◆ Written problem
Every line of the material that follows must be printed again exactly.
:::::
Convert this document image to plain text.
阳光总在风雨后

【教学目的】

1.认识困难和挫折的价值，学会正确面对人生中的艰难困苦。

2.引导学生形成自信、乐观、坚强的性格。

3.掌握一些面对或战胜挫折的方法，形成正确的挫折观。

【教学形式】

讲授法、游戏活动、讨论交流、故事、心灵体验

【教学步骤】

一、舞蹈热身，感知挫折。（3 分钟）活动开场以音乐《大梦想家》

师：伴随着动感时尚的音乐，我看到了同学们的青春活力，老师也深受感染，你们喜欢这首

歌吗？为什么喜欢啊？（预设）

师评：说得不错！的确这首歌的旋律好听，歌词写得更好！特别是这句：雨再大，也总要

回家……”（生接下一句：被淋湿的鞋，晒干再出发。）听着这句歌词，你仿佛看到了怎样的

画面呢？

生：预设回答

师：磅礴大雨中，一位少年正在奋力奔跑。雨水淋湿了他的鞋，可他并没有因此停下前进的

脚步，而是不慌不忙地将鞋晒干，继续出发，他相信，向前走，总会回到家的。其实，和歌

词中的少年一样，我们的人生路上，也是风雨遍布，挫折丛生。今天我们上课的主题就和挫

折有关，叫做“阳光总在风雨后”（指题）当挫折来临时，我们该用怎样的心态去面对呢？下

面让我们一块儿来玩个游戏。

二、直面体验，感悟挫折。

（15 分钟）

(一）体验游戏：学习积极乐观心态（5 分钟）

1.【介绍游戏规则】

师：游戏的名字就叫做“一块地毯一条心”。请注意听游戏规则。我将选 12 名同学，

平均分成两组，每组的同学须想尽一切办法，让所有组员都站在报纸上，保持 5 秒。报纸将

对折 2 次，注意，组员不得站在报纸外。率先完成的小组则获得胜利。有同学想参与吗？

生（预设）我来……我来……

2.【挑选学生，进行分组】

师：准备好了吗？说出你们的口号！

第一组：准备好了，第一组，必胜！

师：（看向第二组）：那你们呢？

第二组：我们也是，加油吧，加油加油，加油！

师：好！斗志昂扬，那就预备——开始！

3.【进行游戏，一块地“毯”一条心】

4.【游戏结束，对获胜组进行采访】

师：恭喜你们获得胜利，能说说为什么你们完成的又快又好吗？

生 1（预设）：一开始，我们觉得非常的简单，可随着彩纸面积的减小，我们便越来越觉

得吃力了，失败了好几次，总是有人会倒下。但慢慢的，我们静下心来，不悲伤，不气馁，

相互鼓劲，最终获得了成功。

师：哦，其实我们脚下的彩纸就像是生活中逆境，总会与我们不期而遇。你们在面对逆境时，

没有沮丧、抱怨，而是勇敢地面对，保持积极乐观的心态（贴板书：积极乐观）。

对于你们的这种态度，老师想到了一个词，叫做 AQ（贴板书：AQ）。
:::::
◆ Result
Convert this document image to plain text.
阳光总在风雨后

【教学目的】

1.认识困难和挫折的价值，学会正确面对人生中的艰难困苦。

2.引导学生形成自信、乐观、坚强的性格。

3.掌握一些面对或战胜挫折的方法，形成正确的挫折观。

【教学形式】

讲授法、游戏活动、讨论交流、故事、心灵体验

【教学步骤】

一、舞蹈热身，感知挫折。（3 分钟）活动开场以音乐《大梦想家》

师：伴随着动感时尚的音乐，我看到了同学们的青春活力，老师也深受感染，你们喜欢这首

歌吗？为什么喜欢啊？（预设）

师评：说得不错！的确这首歌的旋律好听，歌词写得更好！特别是这句：雨再大，也总要

回家……”（生接下一句：被淋湿的鞋，晒干再出发。）听着这句歌词，你仿佛看到了怎样的

画面呢？

生：预设回答

师：磅礴大雨中，一位少年正在奋力奔跑。雨水淋湿了他的鞋，可他并没有因此停下前进的

脚步，而是不慌不忙地将鞋晒干，继续出发，他相信，向前走，总会回到家的。其实，和歌

词中的少年一样，我们的人生路上，也是风雨遍布，挫折丛生。今天我们上课的主题就和挫

折有关，叫做“阳光总在风雨后”（指题）当挫折来临时，我们该用怎样的心态去面对呢？下

面让我们一块儿来玩个游戏。

二、直面体验，感悟挫折。

（15 分钟）

(一）体验游戏：学习积极乐观心态（5 分钟）

1.【介绍游戏规则】

师：游戏的名字就叫做“一块地毯一条心”。请注意听游戏规则。我将选 12 名同学，

平均分成两组，每组的同学须想尽一切办法，让所有组员都站在报纸上，保持 5 秒。报纸将

对折 2 次，注意，组员不得站在报纸外。率先完成的小组则获得胜利。有同学想参与吗？

生（预设）我来……我来……

2.【挑选学生，进行分组】

师：准备好了吗？说出你们的口号！

第一组：准备好了，第一组，必胜！

师：（看向第二组）：那你们呢？

第二组：我们也是，加油吧，加油加油，加油！

师：好！斗志昂扬，那就预备——开始！

3.【进行游戏，一块地“毯”一条心】

4.【游戏结束，对获胜组进行采访】

师：恭喜你们获得胜利，能说说为什么你们完成的又快又好吗？

生 1（预设）：一开始，我们觉得非常的简单，可随着彩纸面积的减小，我们便越来越觉

得吃力了，失败了好几次，总是有人会倒下。但慢慢的，我们静下心来，不悲伤，不气馁，

相互鼓劲，最终获得了成功。

师：哦，其实我们脚下的彩纸就像是生活中逆境，总会与我们不期而遇。你们在面对逆境时，

没有沮丧、抱怨，而是勇敢地面对，保持积极乐观的心态（贴板书：积极乐观）。

对于你们的这种态度，老师想到了一个词，叫做 AQ（贴板书：AQ）。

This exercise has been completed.